** BEGIN RECORD SET **

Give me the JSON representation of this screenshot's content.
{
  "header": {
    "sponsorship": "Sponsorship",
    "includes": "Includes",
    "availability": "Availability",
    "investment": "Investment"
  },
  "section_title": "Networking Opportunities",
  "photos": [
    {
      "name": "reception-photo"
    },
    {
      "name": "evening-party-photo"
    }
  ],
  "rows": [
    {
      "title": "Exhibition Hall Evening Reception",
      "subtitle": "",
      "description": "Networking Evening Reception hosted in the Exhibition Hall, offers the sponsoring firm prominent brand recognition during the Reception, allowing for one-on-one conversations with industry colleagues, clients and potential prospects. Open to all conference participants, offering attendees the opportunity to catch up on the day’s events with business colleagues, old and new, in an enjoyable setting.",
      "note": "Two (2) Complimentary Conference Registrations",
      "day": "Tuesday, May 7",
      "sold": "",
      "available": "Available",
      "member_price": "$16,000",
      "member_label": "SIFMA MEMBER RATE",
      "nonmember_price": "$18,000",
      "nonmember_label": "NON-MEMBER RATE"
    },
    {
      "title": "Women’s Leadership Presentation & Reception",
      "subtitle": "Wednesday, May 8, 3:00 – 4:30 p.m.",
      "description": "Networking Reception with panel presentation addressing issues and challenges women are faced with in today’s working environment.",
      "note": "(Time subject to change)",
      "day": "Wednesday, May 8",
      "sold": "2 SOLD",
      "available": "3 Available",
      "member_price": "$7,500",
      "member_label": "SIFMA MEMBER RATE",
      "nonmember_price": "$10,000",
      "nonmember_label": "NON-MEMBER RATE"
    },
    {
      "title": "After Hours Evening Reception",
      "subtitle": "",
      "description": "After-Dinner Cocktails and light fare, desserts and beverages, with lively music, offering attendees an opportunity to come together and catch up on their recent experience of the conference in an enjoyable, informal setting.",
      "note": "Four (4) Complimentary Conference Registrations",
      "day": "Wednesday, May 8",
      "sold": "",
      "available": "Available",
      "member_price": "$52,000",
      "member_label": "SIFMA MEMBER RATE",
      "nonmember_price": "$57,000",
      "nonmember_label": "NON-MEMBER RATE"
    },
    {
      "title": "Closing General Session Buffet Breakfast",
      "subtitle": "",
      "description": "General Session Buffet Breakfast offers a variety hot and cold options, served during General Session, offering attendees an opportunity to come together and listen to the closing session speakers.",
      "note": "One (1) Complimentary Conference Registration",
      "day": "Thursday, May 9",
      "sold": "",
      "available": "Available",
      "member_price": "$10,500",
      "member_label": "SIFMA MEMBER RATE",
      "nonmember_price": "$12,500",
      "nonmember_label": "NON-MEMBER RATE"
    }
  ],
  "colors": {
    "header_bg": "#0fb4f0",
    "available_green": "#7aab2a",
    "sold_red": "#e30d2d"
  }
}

** END RECORD SET **

◆ CHALLENGE
Copy out the whole listing exactly as written.

◆ RESULT OF THE EXERCISE
Give me the JSON representation of this screenshot's content.
{
  "header": {
    "sponsorship": "Sponsorship",
    "includes": "Includes",
    "availability": "Availability",
    "investment": "Investment"
  },
  "section_title": "Networking Opportunities",
  "photos": [
    {
      "name": "reception-photo"
    },
    {
      "name": "evening-party-photo"
    }
  ],
  "rows": [
    {
      "title": "Exhibition Hall Evening Reception",
      "subtitle": "",
      "description": "Networking Evening Reception hosted in the Exhibition Hall, offers the sponsoring firm prominent brand recognition during the Reception, allowing for one-on-one conversations with industry colleagues, clients and potential prospects. Open to all conference participants, offering attendees the opportunity to catch up on the day’s events with business colleagues, old and new, in an enjoyable setting.",
      "note": "Two (2) Complimentary Conference Registrations",
      "day": "Tuesday, May 7",
      "sold": "",
      "available": "Available",
      "member_price": "$16,000",
      "member_label": "SIFMA MEMBER RATE",
      "nonmember_price": "$18,000",
      "nonmember_label": "NON-MEMBER RATE"
    },
    {
      "title": "Women’s Leadership Presentation & Reception",
      "subtitle": "Wednesday, May 8, 3:00 – 4:30 p.m.",
      "description": "Networking Reception with panel presentation addressing issues and challenges women are faced with in today’s working environment.",
      "note": "(Time subject to change)",
      "day": "Wednesday, May 8",
      "sold": "2 SOLD",
      "available": "3 Available",
      "member_price": "$7,500",
      "member_label": "SIFMA MEMBER RATE",
      "nonmember_price": "$10,000",
      "nonmember_label": "NON-MEMBER RATE"
    },
    {
      "title": "After Hours Evening Reception",
      "subtitle": "",
      "description": "After-Dinner Cocktails and light fare, desserts and beverages, with lively music, offering attendees an opportunity to come together and catch up on their recent experience of the conference in an enjoyable, informal setting.",
      "note": "Four (4) Complimentary Conference Registrations",
      "day": "Wednesday, May 8",
      "sold": "",
      "available": "Available",
      "member_price": "$52,000",
      "member_label": "SIFMA MEMBER RATE",
      "nonmember_price": "$57,000",
      "nonmember_label": "NON-MEMBER RATE"
    },
    {
      "title": "Closing General Session Buffet Breakfast",
      "subtitle": "",
      "description": "General Session Buffet Breakfast offers a variety hot and cold options, served during General Session, offering attendees an opportunity to come together and listen to the closing session speakers.",
      "note": "One (1) Complimentary Conference Registration",
      "day": "Thursday, May 9",
      "sold": "",
      "available": "Available",
      "member_price": "$10,500",
      "member_label": "SIFMA MEMBER RATE",
      "nonmember_price": "$12,500",
      "nonmember_label": "NON-MEMBER RATE"
    }
  ],
  "colors": {
    "header_bg": "#0fb4f0",
    "available_green": "#7aab2a",
    "sold_red": "#e30d2d"
  }
}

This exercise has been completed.